**** DATA ENTRIES

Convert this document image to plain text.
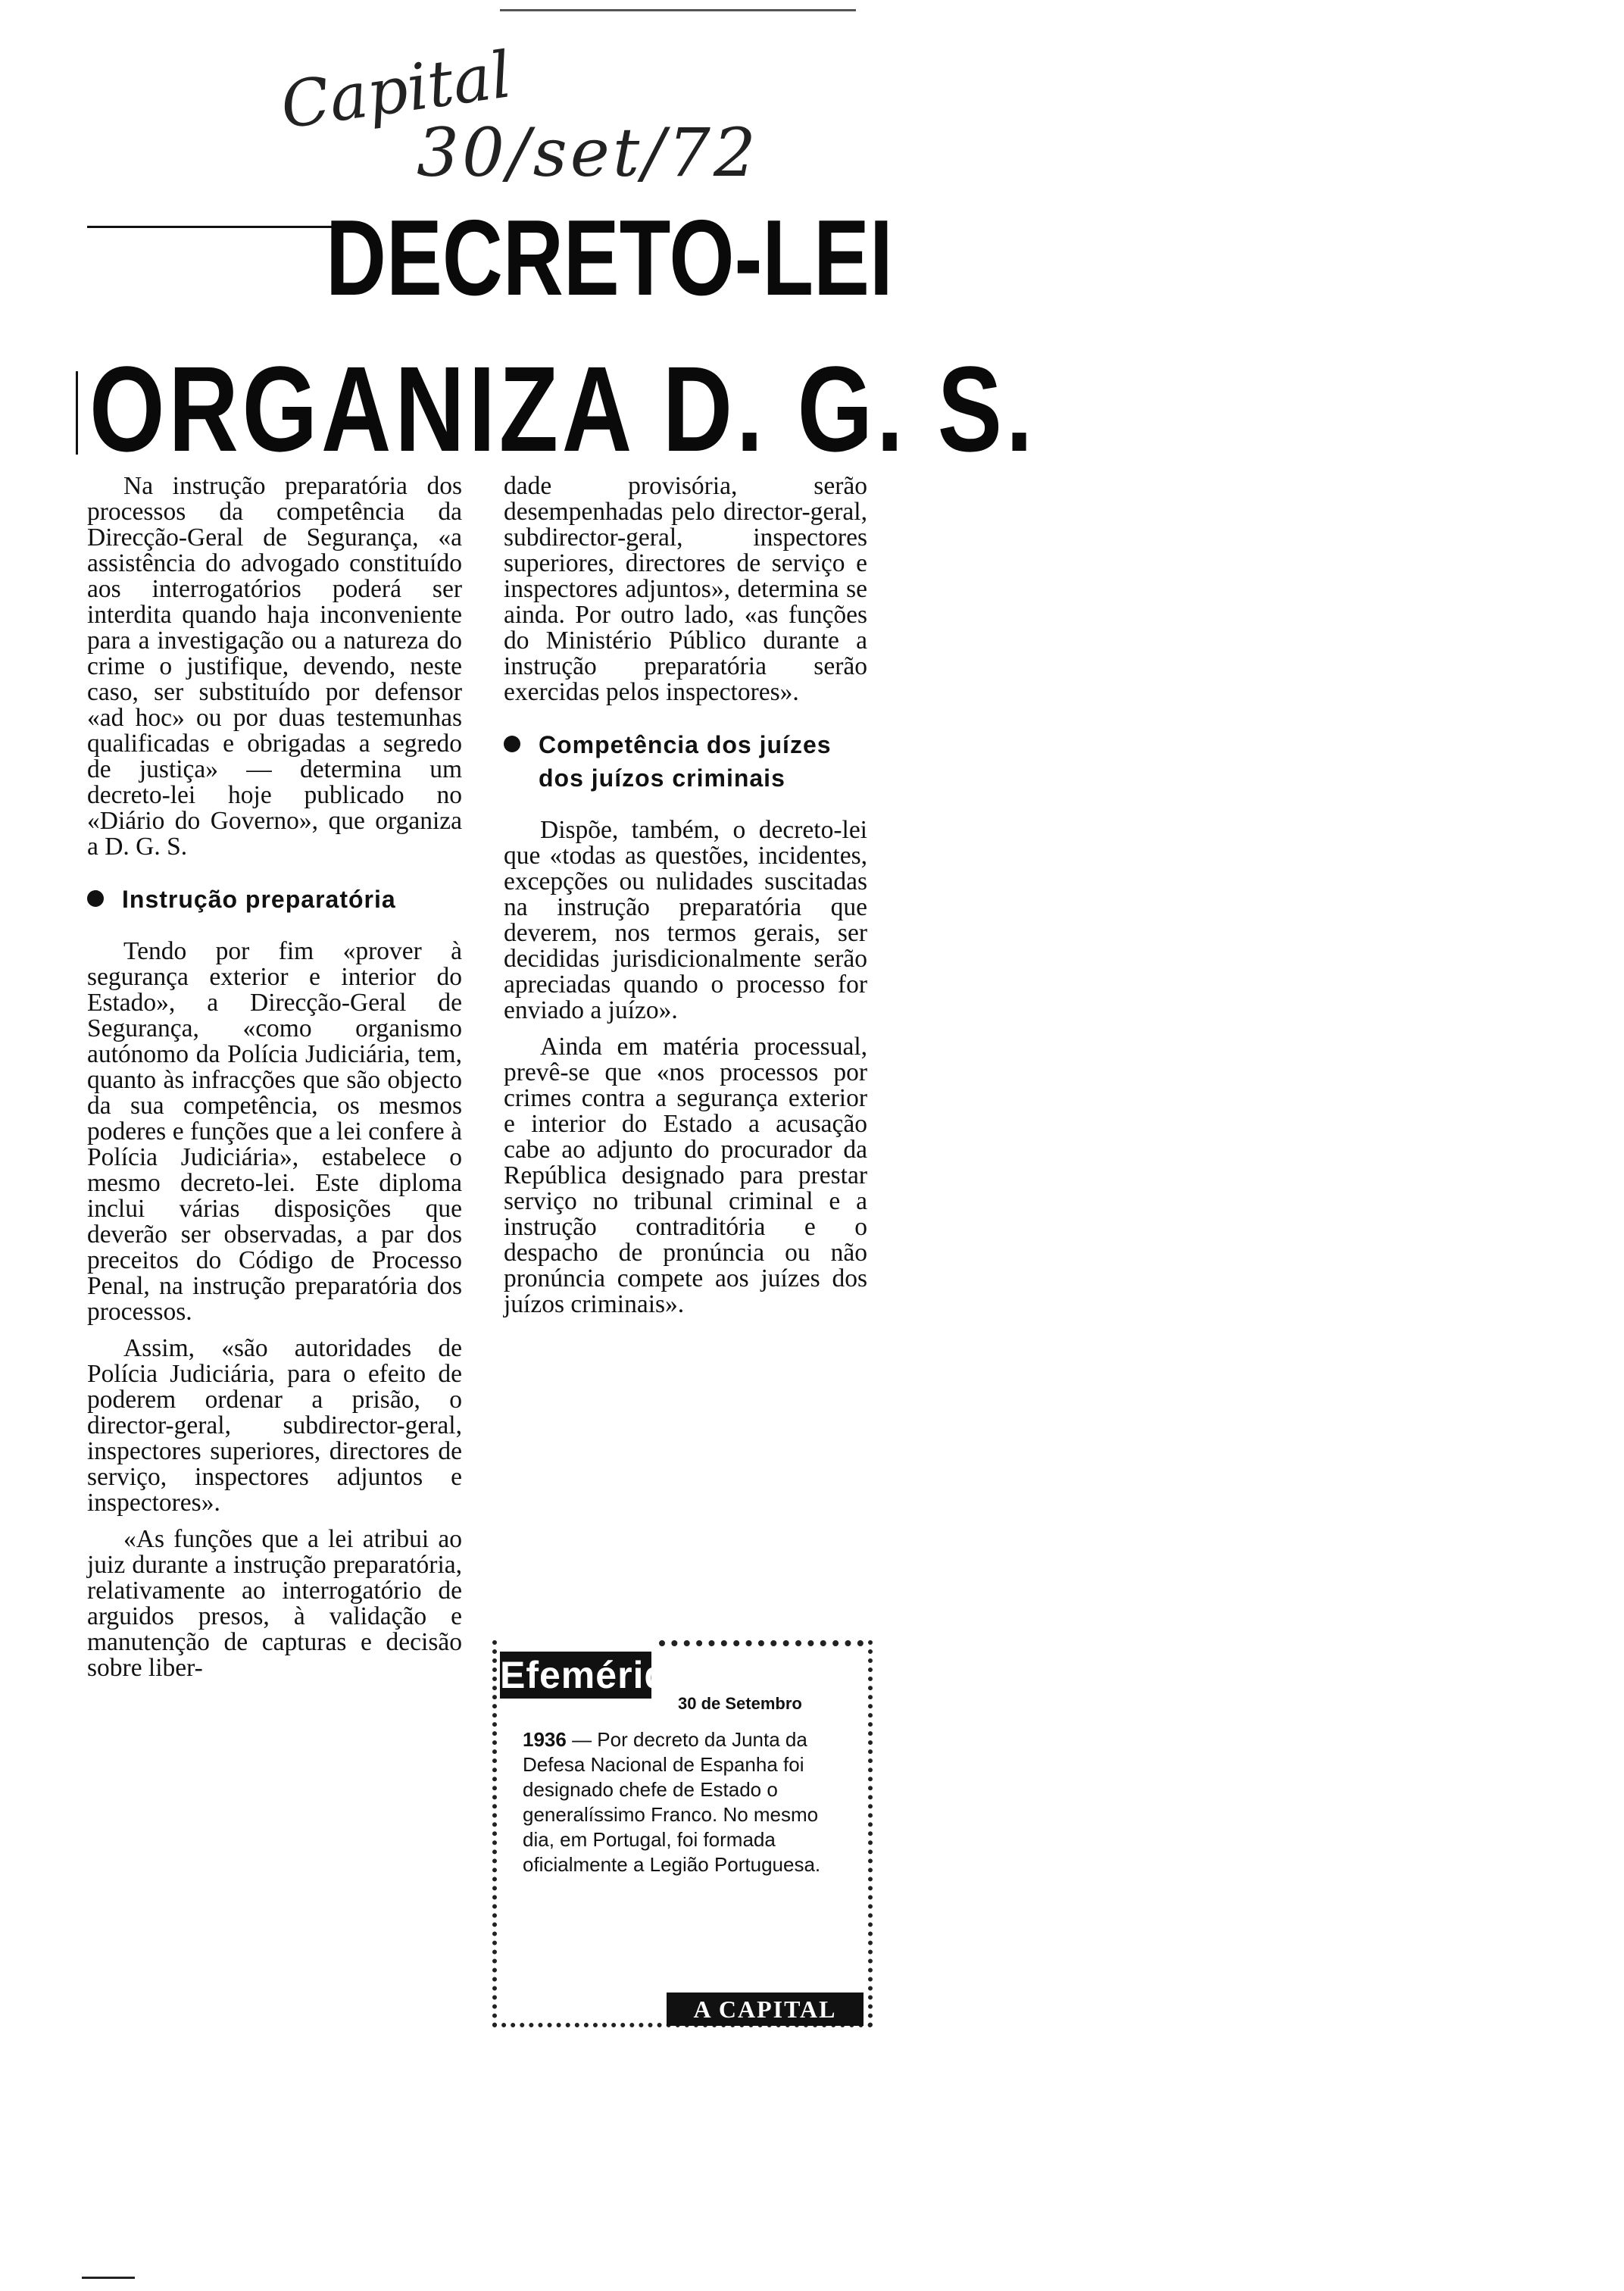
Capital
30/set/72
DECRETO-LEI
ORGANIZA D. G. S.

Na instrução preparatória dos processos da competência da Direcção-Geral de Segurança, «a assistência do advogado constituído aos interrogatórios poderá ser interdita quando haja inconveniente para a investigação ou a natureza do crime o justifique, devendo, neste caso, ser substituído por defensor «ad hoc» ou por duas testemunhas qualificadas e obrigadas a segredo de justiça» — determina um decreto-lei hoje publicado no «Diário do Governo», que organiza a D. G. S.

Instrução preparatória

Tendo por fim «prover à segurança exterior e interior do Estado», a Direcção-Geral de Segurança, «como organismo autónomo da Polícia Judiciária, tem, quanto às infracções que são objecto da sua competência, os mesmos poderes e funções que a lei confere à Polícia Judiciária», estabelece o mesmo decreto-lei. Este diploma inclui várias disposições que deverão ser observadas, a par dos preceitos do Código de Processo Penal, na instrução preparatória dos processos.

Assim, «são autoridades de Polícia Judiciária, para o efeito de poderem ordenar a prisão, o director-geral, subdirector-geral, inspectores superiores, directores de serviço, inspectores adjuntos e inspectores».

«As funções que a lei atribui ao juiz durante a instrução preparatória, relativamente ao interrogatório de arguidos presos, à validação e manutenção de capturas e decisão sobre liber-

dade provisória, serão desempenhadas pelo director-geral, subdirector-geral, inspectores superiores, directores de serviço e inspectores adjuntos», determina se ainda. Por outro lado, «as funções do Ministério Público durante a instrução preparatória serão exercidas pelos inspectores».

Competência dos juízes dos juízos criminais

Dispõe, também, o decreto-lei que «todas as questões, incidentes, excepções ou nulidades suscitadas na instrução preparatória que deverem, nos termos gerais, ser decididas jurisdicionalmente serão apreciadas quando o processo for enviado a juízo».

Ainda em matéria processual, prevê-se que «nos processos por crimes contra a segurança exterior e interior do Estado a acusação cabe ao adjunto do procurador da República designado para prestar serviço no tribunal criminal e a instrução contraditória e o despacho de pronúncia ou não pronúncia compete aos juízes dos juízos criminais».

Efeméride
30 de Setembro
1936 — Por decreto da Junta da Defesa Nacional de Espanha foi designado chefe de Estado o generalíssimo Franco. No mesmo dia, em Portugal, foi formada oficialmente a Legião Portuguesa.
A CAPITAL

********

**EXERCISE DIRECTIONS**
Return all of the entries exactly as written, but drop any pictures they hold.

**TASK RESULT**
Convert this document image to plain text.
Capital
30/set/72
DECRETO-LEI
ORGANIZA D. G. S.

Na instrução preparatória dos processos da competência da Direcção-Geral de Segurança, «a assistência do advogado constituído aos interrogatórios poderá ser interdita quando haja inconveniente para a investigação ou a natureza do crime o justifique, devendo, neste caso, ser substituído por defensor «ad hoc» ou por duas testemunhas qualificadas e obrigadas a segredo de justiça» — determina um decreto-lei hoje publicado no «Diário do Governo», que organiza a D. G. S.

Instrução preparatória

Tendo por fim «prover à segurança exterior e interior do Estado», a Direcção-Geral de Segurança, «como organismo autónomo da Polícia Judiciária, tem, quanto às infracções que são objecto da sua competência, os mesmos poderes e funções que a lei confere à Polícia Judiciária», estabelece o mesmo decreto-lei. Este diploma inclui várias disposições que deverão ser observadas, a par dos preceitos do Código de Processo Penal, na instrução preparatória dos processos.

Assim, «são autoridades de Polícia Judiciária, para o efeito de poderem ordenar a prisão, o director-geral, subdirector-geral, inspectores superiores, directores de serviço, inspectores adjuntos e inspectores».

«As funções que a lei atribui ao juiz durante a instrução preparatória, relativamente ao interrogatório de arguidos presos, à validação e manutenção de capturas e decisão sobre liber-

dade provisória, serão desempenhadas pelo director-geral, subdirector-geral, inspectores superiores, directores de serviço e inspectores adjuntos», determina se ainda. Por outro lado, «as funções do Ministério Público durante a instrução preparatória serão exercidas pelos inspectores».

Competência dos juízes dos juízos criminais

Dispõe, também, o decreto-lei que «todas as questões, incidentes, excepções ou nulidades suscitadas na instrução preparatória que deverem, nos termos gerais, ser decididas jurisdicionalmente serão apreciadas quando o processo for enviado a juízo».

Ainda em matéria processual, prevê-se que «nos processos por crimes contra a segurança exterior e interior do Estado a acusação cabe ao adjunto do procurador da República designado para prestar serviço no tribunal criminal e a instrução contraditória e o despacho de pronúncia ou não pronúncia compete aos juízes dos juízos criminais».

Efeméride
30 de Setembro
1936 — Por decreto da Junta da Defesa Nacional de Espanha foi designado chefe de Estado o generalíssimo Franco. No mesmo dia, em Portugal, foi formada oficialmente a Legião Portuguesa.
A CAPITAL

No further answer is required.